** BEGIN Recorded data **
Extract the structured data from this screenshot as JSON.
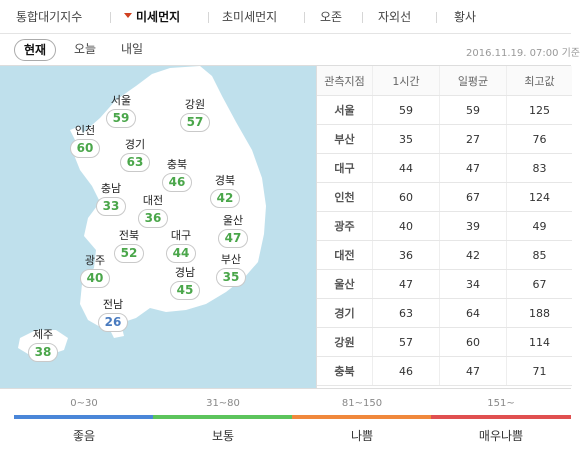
{
  "top_nav": {
    "tabs": [
      {
        "label": "통합대기지수",
        "active": false
      },
      {
        "label": "미세먼지",
        "active": true
      },
      {
        "label": "초미세먼지",
        "active": false
      },
      {
        "label": "오존",
        "active": false
      },
      {
        "label": "자외선",
        "active": false
      },
      {
        "label": "황사",
        "active": false
      }
    ]
  },
  "sub_tabs": [
    {
      "label": "현재",
      "active": true
    },
    {
      "label": "오늘",
      "active": false
    },
    {
      "label": "내일",
      "active": false
    }
  ],
  "timestamp": "2016.11.19. 07:00 기준",
  "map_regions": [
    {
      "name": "서울",
      "value": "59"
    },
    {
      "name": "강원",
      "value": "57"
    },
    {
      "name": "인천",
      "value": "60"
    },
    {
      "name": "경기",
      "value": "63"
    },
    {
      "name": "충북",
      "value": "46"
    },
    {
      "name": "충남",
      "value": "33"
    },
    {
      "name": "대전",
      "value": "36"
    },
    {
      "name": "경북",
      "value": "42"
    },
    {
      "name": "전북",
      "value": "52"
    },
    {
      "name": "대구",
      "value": "44"
    },
    {
      "name": "울산",
      "value": "47"
    },
    {
      "name": "광주",
      "value": "40"
    },
    {
      "name": "부산",
      "value": "35"
    },
    {
      "name": "경남",
      "value": "45"
    },
    {
      "name": "전남",
      "value": "26"
    },
    {
      "name": "제주",
      "value": "38"
    }
  ],
  "table": {
    "headers": [
      "관측지점",
      "1시간",
      "일평균",
      "최고값"
    ],
    "rows": [
      [
        "서울",
        "59",
        "59",
        "125"
      ],
      [
        "부산",
        "35",
        "27",
        "76"
      ],
      [
        "대구",
        "44",
        "47",
        "83"
      ],
      [
        "인천",
        "60",
        "67",
        "124"
      ],
      [
        "광주",
        "40",
        "39",
        "49"
      ],
      [
        "대전",
        "36",
        "42",
        "85"
      ],
      [
        "울산",
        "47",
        "34",
        "67"
      ],
      [
        "경기",
        "63",
        "64",
        "188"
      ],
      [
        "강원",
        "57",
        "60",
        "114"
      ],
      [
        "충북",
        "46",
        "47",
        "71"
      ]
    ]
  },
  "legend": [
    {
      "range": "0~30",
      "label": "좋음",
      "color": "#4a86d8"
    },
    {
      "range": "31~80",
      "label": "보통",
      "color": "#5cc45c"
    },
    {
      "range": "81~150",
      "label": "나쁨",
      "color": "#f0883c"
    },
    {
      "range": "151~",
      "label": "매우나쁨",
      "color": "#e05050"
    }
  ],
  "colors": {
    "good_value_text": "#4a7bbf",
    "normal_value_text": "#4aa64a",
    "map_sea": "#bfe0ec",
    "map_land": "#ffffff"
  }
}
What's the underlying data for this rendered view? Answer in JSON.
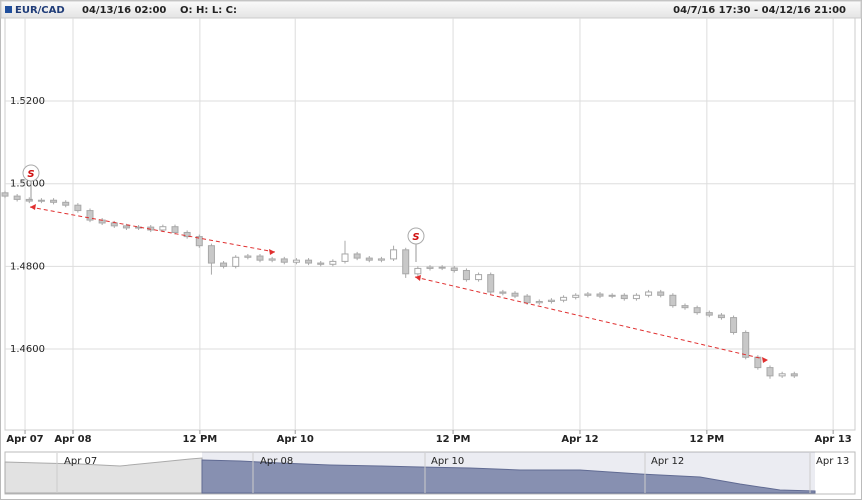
** END Recorded data **
* Task directions
Report the number of lines above that contain the word "this", and only that number.

* The solution
2